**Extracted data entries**
╭──

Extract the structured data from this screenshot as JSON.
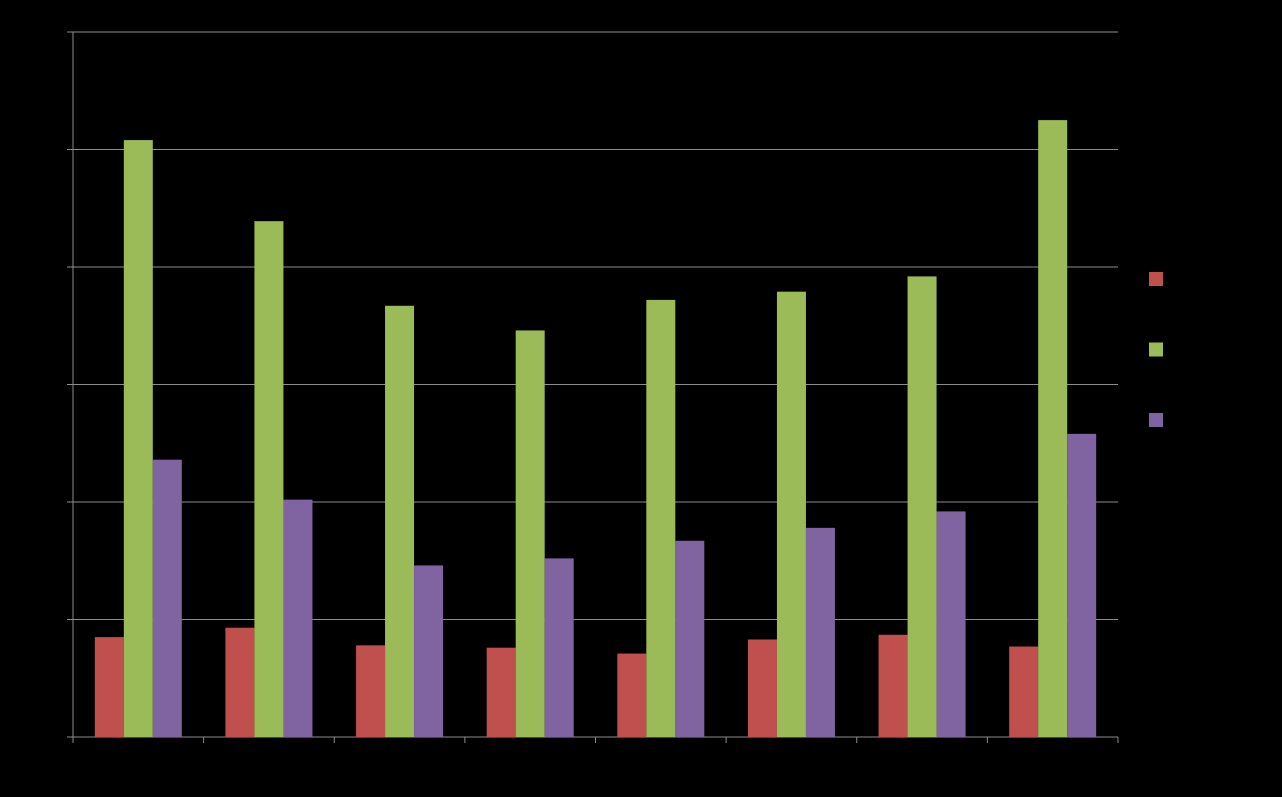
{
  "chart_data": {
    "type": "bar",
    "title": "",
    "xlabel": "",
    "ylabel": "",
    "categories": [
      "",
      "",
      "",
      "",
      "",
      "",
      "",
      ""
    ],
    "ylim": [
      0,
      60
    ],
    "ytick_step": 10,
    "grid": true,
    "legend": "right",
    "series": [
      {
        "color": "#c0504d",
        "values": [
          8.5,
          9.3,
          7.8,
          7.6,
          7.1,
          8.3,
          8.7,
          7.7
        ]
      },
      {
        "color": "#9bbb59",
        "values": [
          50.8,
          43.9,
          36.7,
          34.6,
          37.2,
          37.9,
          39.2,
          52.5
        ]
      },
      {
        "color": "#8064a2",
        "values": [
          23.6,
          20.2,
          14.6,
          15.2,
          16.7,
          17.8,
          19.2,
          25.8
        ]
      }
    ]
  }
}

╰──

**WHAT IS REQUIRED**
Pictures are excluded; repeat every record exactly.

**REPLY**
Extract the structured data from this screenshot as JSON.
{
  "chart_data": {
    "type": "bar",
    "title": "",
    "xlabel": "",
    "ylabel": "",
    "categories": [
      "",
      "",
      "",
      "",
      "",
      "",
      "",
      ""
    ],
    "ylim": [
      0,
      60
    ],
    "ytick_step": 10,
    "grid": true,
    "legend": "right",
    "series": [
      {
        "color": "#c0504d",
        "values": [
          8.5,
          9.3,
          7.8,
          7.6,
          7.1,
          8.3,
          8.7,
          7.7
        ]
      },
      {
        "color": "#9bbb59",
        "values": [
          50.8,
          43.9,
          36.7,
          34.6,
          37.2,
          37.9,
          39.2,
          52.5
        ]
      },
      {
        "color": "#8064a2",
        "values": [
          23.6,
          20.2,
          14.6,
          15.2,
          16.7,
          17.8,
          19.2,
          25.8
        ]
      }
    ]
  }
}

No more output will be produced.